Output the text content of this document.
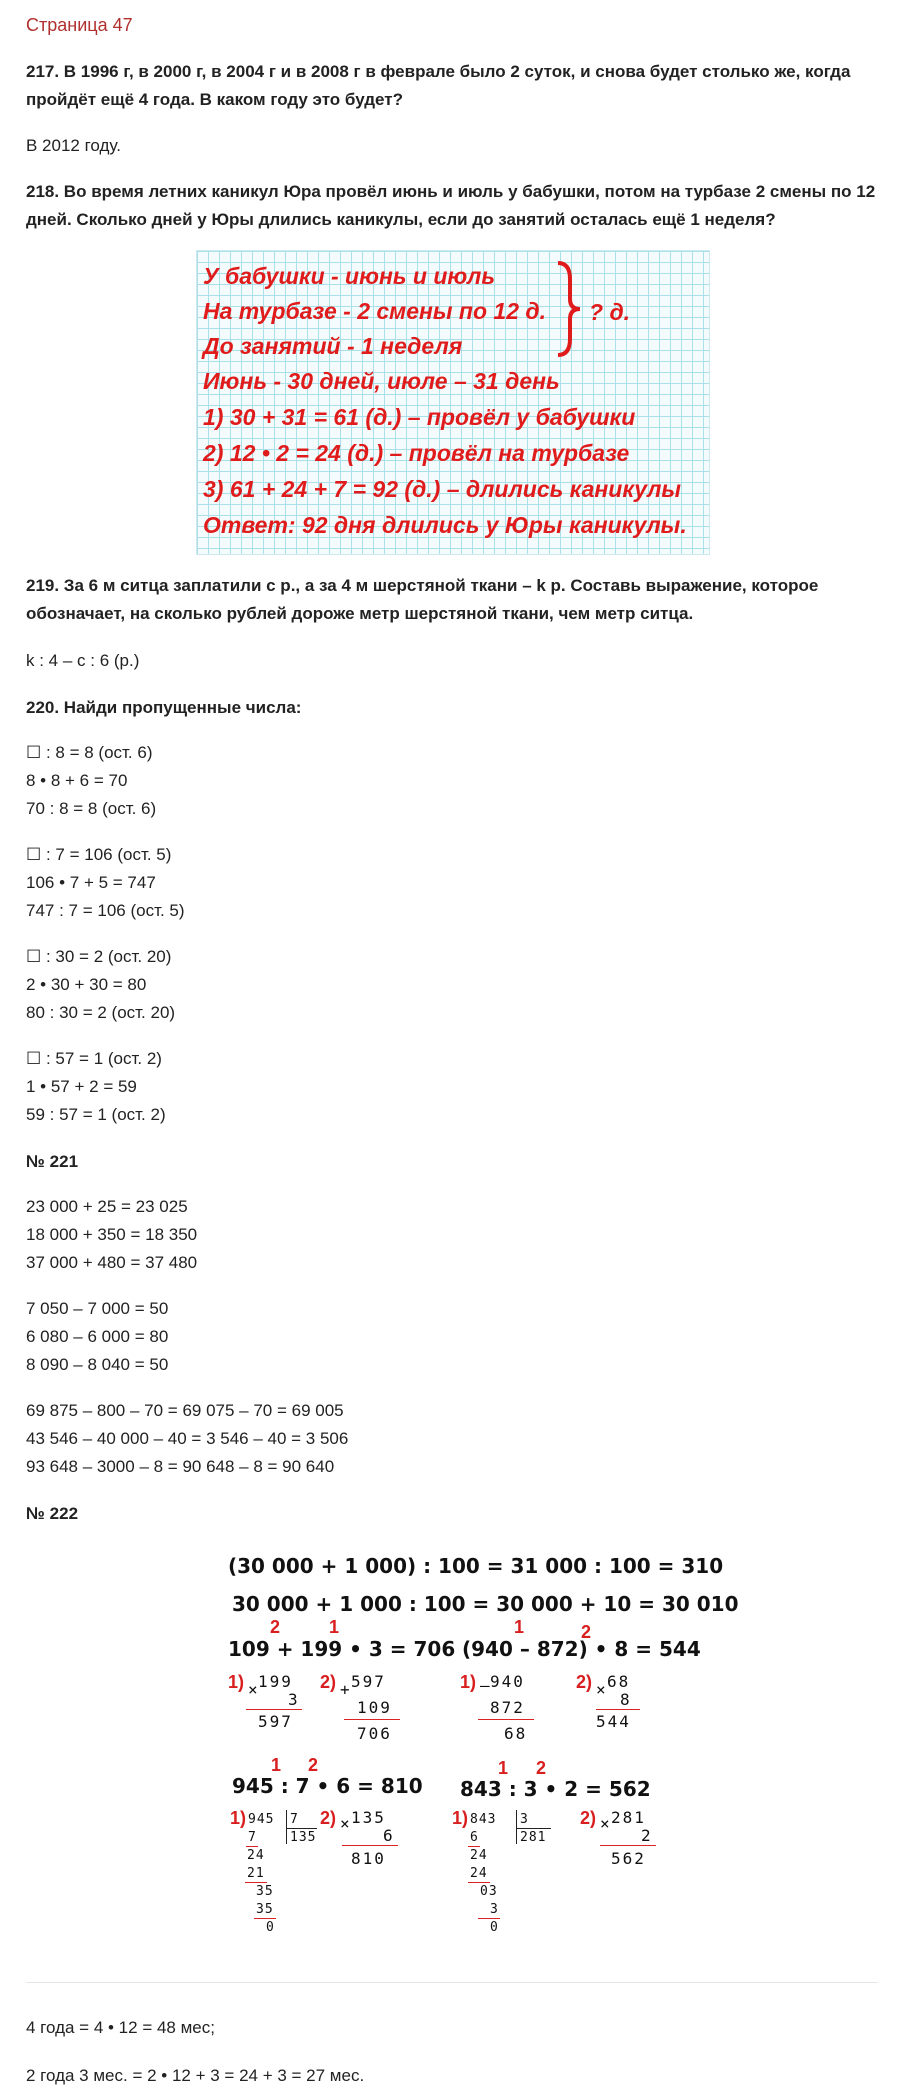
Страница 47
217. В 1996 г, в 2000 г, в 2004 г и в 2008 г в феврале было 2 суток, и снова будет столько же, когда пройдёт ещё 4 года. В каком году это будет?
В 2012 году.
218. Во время летних каникул Юра провёл июнь и июль у бабушки, потом на турбазе 2 смены по 12 дней. Сколько дней у Юры длились каникулы, если до занятий осталась ещё 1 неделя?
У бабушки - июнь и июль
На турбазе - 2 смены по 12 д.
До занятий - 1 неделя
Июнь - 30 дней, июле – 31 день
1) 30 + 31 = 61 (д.) – провёл у бабушки
2) 12 • 2 = 24 (д.) – провёл на турбазе
3) 61 + 24 + 7 = 92 (д.) – длились каникулы
Ответ: 92 дня длились у Юры каникулы.
? д.
219. За 6 м ситца заплатили с р., а за 4 м шерстяной ткани – k р. Составь выражение, которое обозначает, на сколько рублей дороже метр шерстяной ткани, чем метр ситца.
k : 4 – c : 6 (р.)
220. Найди пропущенные числа:
☐ : 8 = 8 (ост. 6)
8 • 8 + 6 = 70
70 : 8 = 8 (ост. 6)
☐ : 7 = 106 (ост. 5)
106 • 7 + 5 = 747
747 : 7 = 106 (ост. 5)
☐ : 30 = 2 (ост. 20)
2 • 30 + 30 = 80
80 : 30 = 2 (ост. 20)
☐ : 57 = 1 (ост. 2)
1 • 57 + 2 = 59
59 : 57 = 1 (ост. 2)
№ 221
23 000 + 25 = 23 025
18 000 + 350 = 18 350
37 000 + 480 = 37 480
7 050 – 7 000 = 50
6 080 – 6 000 = 80
8 090 – 8 040 = 50
69 875 – 800 – 70 = 69 075 – 70 = 69 005
43 546 – 40 000 – 40 = 3 546 – 40 = 3 506
93 648 – 3000 – 8 = 90 648 – 8 = 90 640
№ 222
(30 000 + 1 000) : 100 = 31 000 : 100 = 310
30 000 + 1 000 : 100 = 30 000 + 10 = 30 010
2	1
109 + 199 • 3 = 706
1) ×
199
3
597
2) + 597
109
706
1	2
(940 – 872) • 8 = 544
1) –
940
872
68
2) × 68
8
544
1 2
945 : 7 • 6 = 810
1) 945 7
135
7
24
21
35
35
0
2) × 135
6
810
1 2
843 : 3 • 2 = 562
1) 843 3
281
6
24
24
03
3
0
2) × 281
2
562
4 года = 4 • 12 = 48 мес;
2 года 3 мес. = 2 • 12 + 3 = 24 + 3 = 27 мес.
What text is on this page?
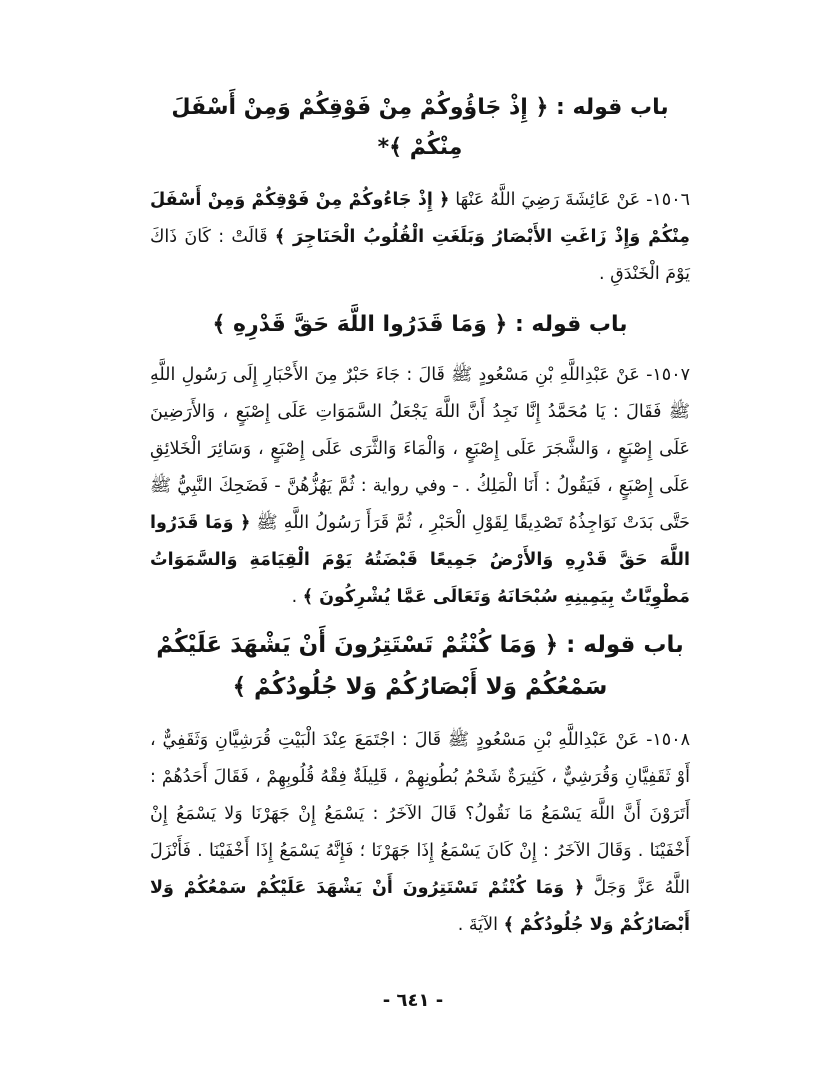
باب قوله : ﴿ إِذْ جَاؤُوكُمْ مِنْ فَوْقِكُمْ وَمِنْ أَسْفَلَ مِنْكُمْ ﴾*

١٥٠٦- عَنْ عَائِشَةَ رَضِيَ اللَّهُ عَنْهَا ﴿ إِذْ جَاءُوكُمْ مِنْ فَوْقِكُمْ وَمِنْ أَسْفَلَ مِنْكُمْ وَإِذْ زَاغَتِ الأَبْصَارُ وَبَلَغَتِ الْقُلُوبُ الْحَنَاجِرَ ﴾ قَالَتْ : كَانَ ذَاكَ يَوْمَ الْخَنْدَقِ .

باب قوله : ﴿ وَمَا قَدَرُوا اللَّهَ حَقَّ قَدْرِهِ ﴾

١٥٠٧- عَنْ عَبْدِاللَّهِ بْنِ مَسْعُودٍ ﷺ قَالَ : جَاءَ حَبْرٌ مِنَ الأَحْبَارِ إِلَى رَسُولِ اللَّهِ ﷺ فَقَالَ : يَا مُحَمَّدُ إِنَّا نَجِدُ أَنَّ اللَّهَ يَجْعَلُ السَّمَوَاتِ عَلَى إِصْبَعٍ ، وَالأَرَضِينَ عَلَى إِصْبَعٍ ، وَالشَّجَرَ عَلَى إِصْبَعٍ ، وَالْمَاءَ وَالثَّرَى عَلَى إِصْبَعٍ ، وَسَائِرَ الْخَلائِقِ عَلَى إِصْبَعٍ ، فَيَقُولُ : أَنَا الْمَلِكُ . - وفي رواية : ثُمَّ يَهُزُّهُنَّ - فَضَحِكَ النَّبِيُّ ﷺ حَتَّى بَدَتْ نَوَاجِذُهُ تَصْدِيقًا لِقَوْلِ الْحَبْرِ ، ثُمَّ قَرَأَ رَسُولُ اللَّهِ ﷺ ﴿ وَمَا قَدَرُوا اللَّهَ حَقَّ قَدْرِهِ وَالأَرْضُ جَمِيعًا قَبْضَتُهُ يَوْمَ الْقِيَامَةِ وَالسَّمَوَاتُ مَطْوِيَّاتٌ بِيَمِينِهِ سُبْحَانَهُ وَتَعَالَى عَمَّا يُشْرِكُونَ ﴾ .

باب قوله : ﴿ وَمَا كُنْتُمْ تَسْتَتِرُونَ أَنْ يَشْهَدَ عَلَيْكُمْ سَمْعُكُمْ وَلا أَبْصَارُكُمْ وَلا جُلُودُكُمْ ﴾

١٥٠٨- عَنْ عَبْدِاللَّهِ بْنِ مَسْعُودٍ ﷺ قَالَ : اجْتَمَعَ عِنْدَ الْبَيْتِ قُرَشِيَّانِ وَثَقَفِيٌّ ، أَوْ ثَقَفِيَّانِ وَقُرَشِيٌّ ، كَثِيرَةٌ شَحْمُ بُطُونِهِمْ ، قَلِيلَةٌ فِقْهُ قُلُوبِهِمْ ، فَقَالَ أَحَدُهُمْ : أَتَرَوْنَ أَنَّ اللَّهَ يَسْمَعُ مَا نَقُولُ؟ قَالَ الآخَرُ : يَسْمَعُ إِنْ جَهَرْنَا وَلا يَسْمَعُ إِنْ أَخْفَيْنَا . وَقَالَ الآخَرُ : إِنْ كَانَ يَسْمَعُ إِذَا جَهَرْنَا ؛ فَإِنَّهُ يَسْمَعُ إِذَا أَخْفَيْنَا . فَأَنْزَلَ اللَّهُ عَزَّ وَجَلَّ ﴿ وَمَا كُنْتُمْ تَسْتَتِرُونَ أَنْ يَشْهَدَ عَلَيْكُمْ سَمْعُكُمْ وَلا أَبْصَارُكُمْ وَلا جُلُودُكُمْ ﴾ الآيَةَ .

- ٦٤١ -
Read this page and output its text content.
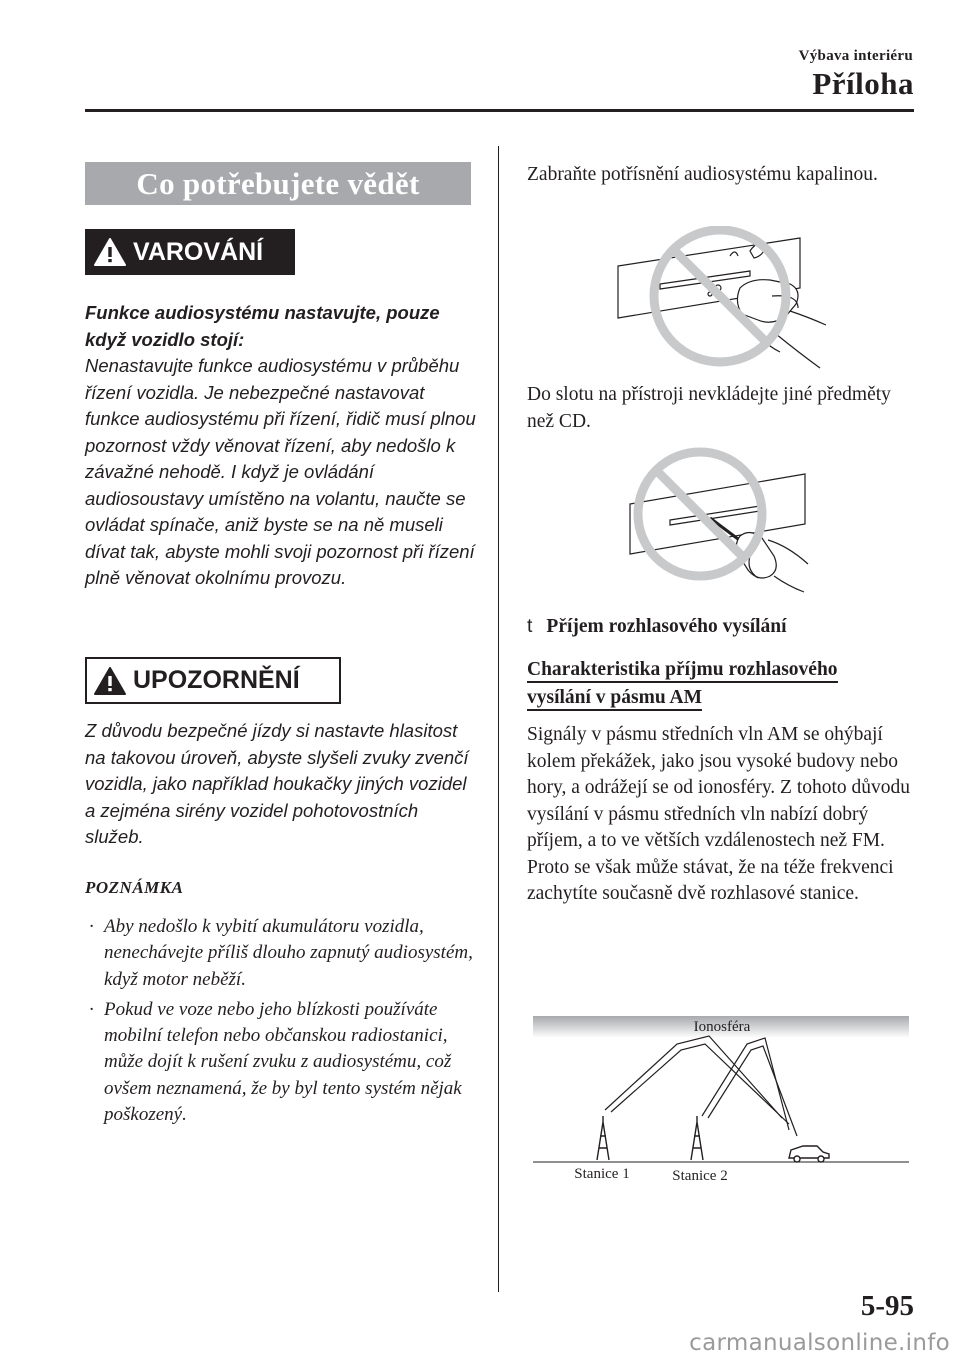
Výbava interiéru
Příloha
Co potřebujete vědět
VAROVÁNÍ
Funkce audiosystému nastavujte, pouze když vozidlo stojí:
Nenastavujte funkce audiosystému v průběhu řízení vozidla. Je nebezpečné nastavovat funkce audiosystému při řízení, řidič musí plnou pozornost vždy věnovat řízení, aby nedošlo k závažné nehodě. I když je ovládání audiosoustavy umístěno na volantu, naučte se ovládat spínače, aniž byste se na ně museli dívat tak, abyste mohli svoji pozornost při řízení plně věnovat okolnímu provozu.
UPOZORNĚNÍ
Z důvodu bezpečné jízdy si nastavte hlasitost na takovou úroveň, abyste slyšeli zvuky zvenčí vozidla, jako například houkačky jiných vozidel a zejména sirény vozidel pohotovostních služeb.
POZNÁMKA
· Aby nedošlo k vybití akumulátoru vozidla, nenechávejte příliš dlouho zapnutý audiosystém, když motor neběží.
· Pokud ve voze nebo jeho blízkosti používáte mobilní telefon nebo občanskou radiostanici, může dojít k rušení zvuku z audiosystému, což ovšem neznamená, že by byl tento systém nějak poškozený.
Zabraňte potřísnění audiosystému kapalinou.
Do slotu na přístroji nevkládejte jiné předměty než CD.
t Příjem rozhlasového vysílání
Charakteristika příjmu rozhlasového vysílání v pásmu AM
Signály v pásmu středních vln AM se ohýbají kolem překážek, jako jsou vysoké budovy nebo hory, a odrážejí se od ionosféry. Z tohoto důvodu vysílání v pásmu středních vln nabízí dobrý příjem, a to ve větších vzdálenostech než FM. Proto se však může stávat, že na téže frekvenci zachytíte současně dvě rozhlasové stanice.
Ionosféra
Stanice 1	Stanice 2
5-95
carmanualsonline.info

___

• **Instructions to follow**:
Search the data above for the string "каникулы" and copy each line that has it.

• **Task output**:
218. Во время летних каникул Юра провёл июнь и июль у бабушки, потом на турбазе 2 смены по 12 дней. Сколько дней у Юры длились каникулы, если до занятий осталась ещё 1 неделя?
3) 61 + 24 + 7 = 92 (д.) – длились каникулы
Ответ: 92 дня длились у Юры каникулы.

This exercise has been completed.